TO BE DONE:
Copy out every line that contains "xlabel".

SOURCE DATA:
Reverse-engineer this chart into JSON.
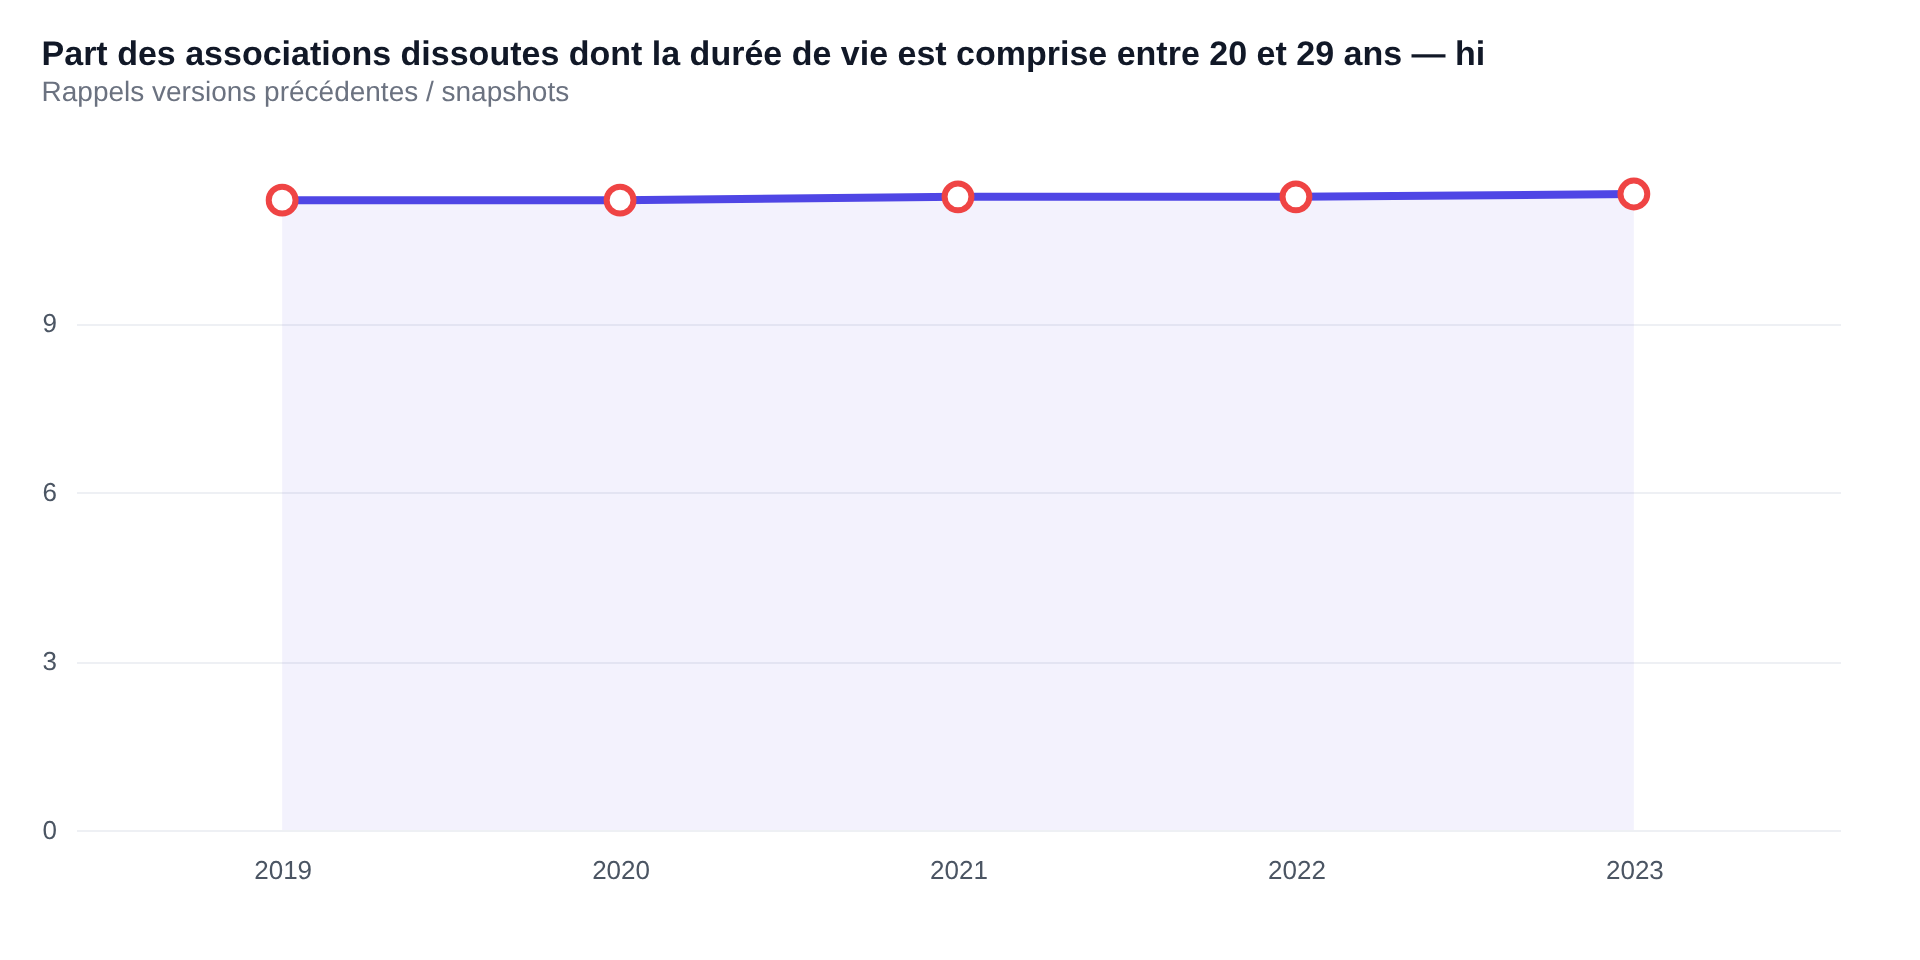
{
  "chart_data": {
    "type": "area",
    "title": "Part des associations dissoutes dont la durée de vie est comprise entre 20 et 29 ans — hi",
    "subtitle": "Rappels versions précédentes / snapshots",
    "categories": [
      "2019",
      "2020",
      "2021",
      "2022",
      "2023"
    ],
    "series": [
      {
        "color": "#4f46e5",
        "values": [
          11.19,
          11.19,
          11.25,
          11.25,
          11.3
        ]
      }
    ],
    "ylim": [
      0,
      11.3
    ],
    "yticks": [
      0,
      3,
      6,
      9
    ],
    "grid": "y",
    "marker": "circle",
    "line_style": "solid"
  }
}
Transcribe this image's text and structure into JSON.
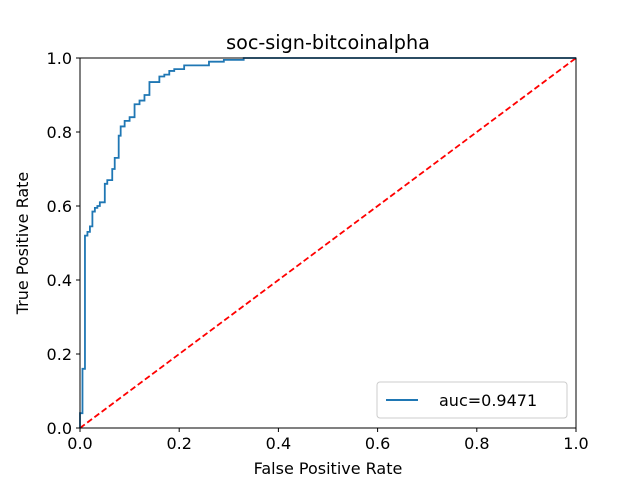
{
  "chart_data": {
    "type": "line",
    "title": "soc-sign-bitcoinalpha",
    "xlabel": "False Positive Rate",
    "ylabel": "True Positive Rate",
    "xlim": [
      0.0,
      1.0
    ],
    "ylim": [
      0.0,
      1.0
    ],
    "xticks": [
      "0.0",
      "0.2",
      "0.4",
      "0.6",
      "0.8",
      "1.0"
    ],
    "yticks": [
      "0.0",
      "0.2",
      "0.4",
      "0.6",
      "0.8",
      "1.0"
    ],
    "grid": false,
    "legend_position": "lower-right",
    "series": [
      {
        "name": "auc=0.9471",
        "color": "#1f77b4",
        "style": "solid",
        "x": [
          0.0,
          0.0,
          0.005,
          0.005,
          0.01,
          0.01,
          0.015,
          0.015,
          0.02,
          0.02,
          0.025,
          0.025,
          0.03,
          0.03,
          0.035,
          0.035,
          0.04,
          0.04,
          0.05,
          0.05,
          0.055,
          0.055,
          0.065,
          0.065,
          0.07,
          0.07,
          0.078,
          0.078,
          0.082,
          0.082,
          0.09,
          0.09,
          0.1,
          0.1,
          0.11,
          0.11,
          0.12,
          0.12,
          0.13,
          0.13,
          0.14,
          0.14,
          0.16,
          0.16,
          0.17,
          0.17,
          0.18,
          0.18,
          0.19,
          0.19,
          0.21,
          0.21,
          0.26,
          0.26,
          0.29,
          0.29,
          0.33,
          0.33,
          0.4,
          1.0
        ],
        "y": [
          0.0,
          0.04,
          0.04,
          0.16,
          0.16,
          0.52,
          0.52,
          0.53,
          0.53,
          0.545,
          0.545,
          0.585,
          0.585,
          0.595,
          0.595,
          0.6,
          0.6,
          0.61,
          0.61,
          0.66,
          0.66,
          0.67,
          0.67,
          0.7,
          0.7,
          0.73,
          0.73,
          0.79,
          0.79,
          0.815,
          0.815,
          0.83,
          0.83,
          0.84,
          0.84,
          0.875,
          0.875,
          0.885,
          0.885,
          0.9,
          0.9,
          0.935,
          0.935,
          0.95,
          0.95,
          0.955,
          0.955,
          0.965,
          0.965,
          0.97,
          0.97,
          0.98,
          0.98,
          0.99,
          0.99,
          0.995,
          0.995,
          1.0,
          1.0,
          1.0
        ]
      },
      {
        "color": "#ff0000",
        "style": "dashed",
        "x": [
          0.0,
          1.0
        ],
        "y": [
          0.0,
          1.0
        ]
      }
    ]
  }
}
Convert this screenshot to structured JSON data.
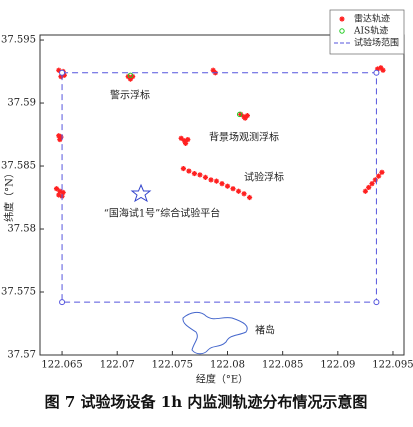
{
  "chart_data": {
    "type": "scatter",
    "xlabel": "经度（°E）",
    "ylabel": "纬度（°N）",
    "caption": "图 7  试验场设备 1h 内监测轨迹分布情况示意图",
    "xlim": [
      122.063,
      122.096
    ],
    "ylim": [
      37.57,
      37.5954
    ],
    "xticks": [
      122.065,
      122.07,
      122.075,
      122.08,
      122.085,
      122.09,
      122.095
    ],
    "yticks": [
      37.57,
      37.575,
      37.58,
      37.585,
      37.59,
      37.595
    ],
    "annotations": [
      "警示浮标",
      "背景场观测浮标",
      "试验浮标",
      "“国海试1号”综合试验平台",
      "褚岛"
    ],
    "series": [
      {
        "name": "雷达轨迹",
        "color": "#ff2020",
        "marker": "asterisk",
        "x": [
          122.0647,
          122.065,
          122.0652,
          122.0649,
          122.0651,
          122.071,
          122.0712,
          122.0714,
          122.0787,
          122.0789,
          122.0936,
          122.0939,
          122.0941,
          122.0647,
          122.0648,
          122.0649,
          122.0758,
          122.0761,
          122.0764,
          122.0762,
          122.0812,
          122.0815,
          122.0818,
          122.0816,
          122.0645,
          122.0648,
          122.0651,
          122.0647,
          122.065,
          122.076,
          122.0765,
          122.077,
          122.0775,
          122.078,
          122.0785,
          122.079,
          122.0795,
          122.08,
          122.0805,
          122.081,
          122.0815,
          122.082,
          122.0925,
          122.0928,
          122.0931,
          122.0934,
          122.0937,
          122.094
        ],
        "values": [
          37.5926,
          37.5924,
          37.5922,
          37.5921,
          37.5925,
          37.5921,
          37.5919,
          37.5921,
          37.5926,
          37.5924,
          37.5927,
          37.5928,
          37.5926,
          37.5874,
          37.5871,
          37.5873,
          37.5872,
          37.587,
          37.5871,
          37.5868,
          37.5891,
          37.5889,
          37.589,
          37.5888,
          37.5832,
          37.583,
          37.5829,
          37.5827,
          37.5826,
          37.5848,
          37.5846,
          37.5844,
          37.5843,
          37.5841,
          37.5839,
          37.5838,
          37.5836,
          37.5834,
          37.5832,
          37.583,
          37.5828,
          37.5825,
          37.583,
          37.5833,
          37.5836,
          37.5839,
          37.5842,
          37.5845
        ]
      },
      {
        "name": "AIS轨迹",
        "color": "#22cc22",
        "marker": "circle",
        "x": [
          122.0712,
          122.0811
        ],
        "values": [
          37.5922,
          37.5891
        ]
      },
      {
        "name": "试验场范围",
        "color": "#5555dd",
        "marker": "dashed-line",
        "x": [
          122.065,
          122.0935,
          122.0935,
          122.065,
          122.065
        ],
        "values": [
          37.5924,
          37.5924,
          37.5742,
          37.5742,
          37.5924
        ]
      }
    ]
  }
}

REPLY:
    "xlabel": "False Positive Rate",
    "xlabel": "经度（°E）",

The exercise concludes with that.